# [PROVIDED DATA]
##########

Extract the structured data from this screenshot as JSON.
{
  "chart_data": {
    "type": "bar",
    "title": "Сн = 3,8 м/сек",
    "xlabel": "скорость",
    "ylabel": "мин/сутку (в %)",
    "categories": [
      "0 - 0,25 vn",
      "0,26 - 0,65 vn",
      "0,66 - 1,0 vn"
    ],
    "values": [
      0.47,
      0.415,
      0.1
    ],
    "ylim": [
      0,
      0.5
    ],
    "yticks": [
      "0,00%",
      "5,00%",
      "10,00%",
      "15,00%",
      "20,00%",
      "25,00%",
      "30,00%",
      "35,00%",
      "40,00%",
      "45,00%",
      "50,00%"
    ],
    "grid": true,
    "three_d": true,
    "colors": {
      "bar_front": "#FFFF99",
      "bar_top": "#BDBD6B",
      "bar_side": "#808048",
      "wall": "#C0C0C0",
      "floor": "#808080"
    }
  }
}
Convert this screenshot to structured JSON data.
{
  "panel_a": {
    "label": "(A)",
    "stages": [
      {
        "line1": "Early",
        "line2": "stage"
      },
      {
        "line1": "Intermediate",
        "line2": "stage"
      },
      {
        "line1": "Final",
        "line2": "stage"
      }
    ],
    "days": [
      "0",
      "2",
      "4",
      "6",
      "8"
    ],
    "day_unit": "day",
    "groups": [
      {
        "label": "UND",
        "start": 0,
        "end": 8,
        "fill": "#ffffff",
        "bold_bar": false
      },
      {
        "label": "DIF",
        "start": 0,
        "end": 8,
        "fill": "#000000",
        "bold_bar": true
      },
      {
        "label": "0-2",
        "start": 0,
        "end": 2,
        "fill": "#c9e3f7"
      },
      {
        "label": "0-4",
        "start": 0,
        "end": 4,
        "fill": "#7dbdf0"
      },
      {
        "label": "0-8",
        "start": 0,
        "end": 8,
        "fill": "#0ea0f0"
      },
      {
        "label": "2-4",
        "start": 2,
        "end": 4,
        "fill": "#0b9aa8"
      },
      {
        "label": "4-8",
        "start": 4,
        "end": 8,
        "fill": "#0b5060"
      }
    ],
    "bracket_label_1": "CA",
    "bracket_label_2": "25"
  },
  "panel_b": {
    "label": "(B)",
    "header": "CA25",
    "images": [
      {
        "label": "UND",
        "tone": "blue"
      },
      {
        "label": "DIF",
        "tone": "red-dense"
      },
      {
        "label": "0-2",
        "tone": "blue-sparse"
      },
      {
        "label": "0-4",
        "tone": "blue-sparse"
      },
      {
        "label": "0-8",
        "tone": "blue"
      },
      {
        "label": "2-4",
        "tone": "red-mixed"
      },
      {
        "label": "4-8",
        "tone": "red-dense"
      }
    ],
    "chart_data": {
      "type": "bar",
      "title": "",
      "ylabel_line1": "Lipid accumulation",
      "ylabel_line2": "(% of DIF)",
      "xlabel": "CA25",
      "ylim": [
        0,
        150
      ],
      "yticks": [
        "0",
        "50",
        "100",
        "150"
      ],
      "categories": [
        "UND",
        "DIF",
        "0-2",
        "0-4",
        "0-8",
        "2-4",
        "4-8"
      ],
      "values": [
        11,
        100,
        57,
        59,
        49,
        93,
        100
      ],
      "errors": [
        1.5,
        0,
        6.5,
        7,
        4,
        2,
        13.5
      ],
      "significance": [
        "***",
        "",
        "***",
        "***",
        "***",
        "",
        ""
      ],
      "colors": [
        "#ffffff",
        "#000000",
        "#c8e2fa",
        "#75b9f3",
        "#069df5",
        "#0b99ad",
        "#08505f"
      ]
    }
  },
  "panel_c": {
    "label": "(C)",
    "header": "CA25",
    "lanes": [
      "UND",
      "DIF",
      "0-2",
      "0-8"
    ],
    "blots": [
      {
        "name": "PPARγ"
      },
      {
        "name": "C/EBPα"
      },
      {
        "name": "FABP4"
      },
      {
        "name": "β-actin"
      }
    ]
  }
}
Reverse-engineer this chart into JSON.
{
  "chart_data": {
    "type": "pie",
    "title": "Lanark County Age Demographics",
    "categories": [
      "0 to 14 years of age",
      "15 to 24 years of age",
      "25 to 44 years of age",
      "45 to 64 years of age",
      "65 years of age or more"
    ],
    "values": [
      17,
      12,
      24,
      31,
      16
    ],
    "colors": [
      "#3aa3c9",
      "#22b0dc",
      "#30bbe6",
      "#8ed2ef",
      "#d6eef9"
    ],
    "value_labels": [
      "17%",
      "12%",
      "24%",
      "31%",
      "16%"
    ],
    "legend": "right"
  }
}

##########

# [PROBLEM TO SOLVE]
Go over the data above and copy every line that has the word "JSON" in it.

# [RESULT FOR THIS TASK]
Extract the structured data from this screenshot as JSON.
Convert this screenshot to structured JSON data.
Reverse-engineer this chart into JSON.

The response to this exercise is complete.